Copy down every line where the string "Settings" shows up.

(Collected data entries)

------------------------------------------------------------

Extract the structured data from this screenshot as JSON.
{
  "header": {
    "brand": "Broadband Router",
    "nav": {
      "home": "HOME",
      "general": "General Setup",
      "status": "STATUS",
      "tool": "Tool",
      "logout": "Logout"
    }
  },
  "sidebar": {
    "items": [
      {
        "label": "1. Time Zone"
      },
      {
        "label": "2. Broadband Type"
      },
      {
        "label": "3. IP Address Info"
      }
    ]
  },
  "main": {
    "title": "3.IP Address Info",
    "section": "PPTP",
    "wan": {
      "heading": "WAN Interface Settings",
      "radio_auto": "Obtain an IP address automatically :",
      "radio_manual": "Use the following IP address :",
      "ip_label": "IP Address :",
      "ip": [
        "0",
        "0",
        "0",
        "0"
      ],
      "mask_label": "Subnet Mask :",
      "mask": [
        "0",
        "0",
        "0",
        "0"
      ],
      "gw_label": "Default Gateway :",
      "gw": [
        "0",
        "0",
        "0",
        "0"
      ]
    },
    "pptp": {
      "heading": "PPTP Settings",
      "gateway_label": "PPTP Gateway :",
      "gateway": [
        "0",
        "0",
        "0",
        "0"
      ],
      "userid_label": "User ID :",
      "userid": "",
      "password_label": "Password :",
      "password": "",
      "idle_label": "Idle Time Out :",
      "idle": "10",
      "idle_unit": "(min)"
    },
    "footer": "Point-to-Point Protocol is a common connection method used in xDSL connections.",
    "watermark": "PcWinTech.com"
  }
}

------------------------------------------------------------

EXERCISE SOLUTION:
      "heading": "WAN Interface Settings",
      "heading": "PPTP Settings",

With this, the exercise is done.